◆ TASK
Extract all of the entries and set them down verbatim.

◆ DATA SHOWN
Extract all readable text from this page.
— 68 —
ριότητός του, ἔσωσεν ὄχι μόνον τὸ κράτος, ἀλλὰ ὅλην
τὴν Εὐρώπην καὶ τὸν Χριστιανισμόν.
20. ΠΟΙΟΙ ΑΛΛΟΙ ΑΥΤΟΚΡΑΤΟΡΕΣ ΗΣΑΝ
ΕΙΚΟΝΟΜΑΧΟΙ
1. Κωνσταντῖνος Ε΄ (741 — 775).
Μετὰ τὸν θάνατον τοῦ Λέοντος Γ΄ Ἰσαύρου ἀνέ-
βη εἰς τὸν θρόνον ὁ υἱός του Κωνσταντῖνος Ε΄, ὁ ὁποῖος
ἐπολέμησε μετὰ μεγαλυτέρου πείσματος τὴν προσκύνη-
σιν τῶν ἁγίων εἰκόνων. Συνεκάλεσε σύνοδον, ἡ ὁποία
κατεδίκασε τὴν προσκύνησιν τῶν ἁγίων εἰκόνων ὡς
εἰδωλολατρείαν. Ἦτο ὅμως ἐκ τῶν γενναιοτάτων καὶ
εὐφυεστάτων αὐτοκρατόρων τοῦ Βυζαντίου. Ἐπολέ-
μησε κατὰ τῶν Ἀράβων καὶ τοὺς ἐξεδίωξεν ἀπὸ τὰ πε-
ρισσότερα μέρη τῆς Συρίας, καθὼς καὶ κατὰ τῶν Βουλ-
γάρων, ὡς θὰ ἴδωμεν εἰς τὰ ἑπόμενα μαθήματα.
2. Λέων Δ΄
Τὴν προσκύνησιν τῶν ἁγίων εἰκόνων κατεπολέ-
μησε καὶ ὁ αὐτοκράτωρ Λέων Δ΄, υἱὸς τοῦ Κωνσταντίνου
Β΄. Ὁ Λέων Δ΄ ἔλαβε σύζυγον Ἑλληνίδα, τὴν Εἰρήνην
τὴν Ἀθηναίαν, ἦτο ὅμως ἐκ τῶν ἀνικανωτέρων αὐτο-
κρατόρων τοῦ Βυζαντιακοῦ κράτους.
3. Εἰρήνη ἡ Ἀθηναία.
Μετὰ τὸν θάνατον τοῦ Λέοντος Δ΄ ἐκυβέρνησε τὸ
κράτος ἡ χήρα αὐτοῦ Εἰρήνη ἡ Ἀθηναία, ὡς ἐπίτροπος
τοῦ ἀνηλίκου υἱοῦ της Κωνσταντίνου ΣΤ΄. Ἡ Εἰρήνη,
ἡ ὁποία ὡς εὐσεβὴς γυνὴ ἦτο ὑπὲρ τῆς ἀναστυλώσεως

◆ ANSWER FOR THIS EXERCISE
Extract all readable text from this page.
— 68 —
ριότητός του, ἔσωσεν ὄχι μόνον τὸ κράτος, ἀλλὰ ὅλην
τὴν Εὐρώπην καὶ τὸν Χριστιανισμόν.
20. ΠΟΙΟΙ ΑΛΛΟΙ ΑΥΤΟΚΡΑΤΟΡΕΣ ΗΣΑΝ
ΕΙΚΟΝΟΜΑΧΟΙ
1. Κωνσταντῖνος Ε΄ (741 — 775).
Μετὰ τὸν θάνατον τοῦ Λέοντος Γ΄ Ἰσαύρου ἀνέ-
βη εἰς τὸν θρόνον ὁ υἱός του Κωνσταντῖνος Ε΄, ὁ ὁποῖος
ἐπολέμησε μετὰ μεγαλυτέρου πείσματος τὴν προσκύνη-
σιν τῶν ἁγίων εἰκόνων. Συνεκάλεσε σύνοδον, ἡ ὁποία
κατεδίκασε τὴν προσκύνησιν τῶν ἁγίων εἰκόνων ὡς
εἰδωλολατρείαν. Ἦτο ὅμως ἐκ τῶν γενναιοτάτων καὶ
εὐφυεστάτων αὐτοκρατόρων τοῦ Βυζαντίου. Ἐπολέ-
μησε κατὰ τῶν Ἀράβων καὶ τοὺς ἐξεδίωξεν ἀπὸ τὰ πε-
ρισσότερα μέρη τῆς Συρίας, καθὼς καὶ κατὰ τῶν Βουλ-
γάρων, ὡς θὰ ἴδωμεν εἰς τὰ ἑπόμενα μαθήματα.
2. Λέων Δ΄
Τὴν προσκύνησιν τῶν ἁγίων εἰκόνων κατεπολέ-
μησε καὶ ὁ αὐτοκράτωρ Λέων Δ΄, υἱὸς τοῦ Κωνσταντίνου
Β΄. Ὁ Λέων Δ΄ ἔλαβε σύζυγον Ἑλληνίδα, τὴν Εἰρήνην
τὴν Ἀθηναίαν, ἦτο ὅμως ἐκ τῶν ἀνικανωτέρων αὐτο-
κρατόρων τοῦ Βυζαντιακοῦ κράτους.
3. Εἰρήνη ἡ Ἀθηναία.
Μετὰ τὸν θάνατον τοῦ Λέοντος Δ΄ ἐκυβέρνησε τὸ
κράτος ἡ χήρα αὐτοῦ Εἰρήνη ἡ Ἀθηναία, ὡς ἐπίτροπος
τοῦ ἀνηλίκου υἱοῦ της Κωνσταντίνου ΣΤ΄. Ἡ Εἰρήνη,
ἡ ὁποία ὡς εὐσεβὴς γυνὴ ἦτο ὑπὲρ τῆς ἀναστυλώσεως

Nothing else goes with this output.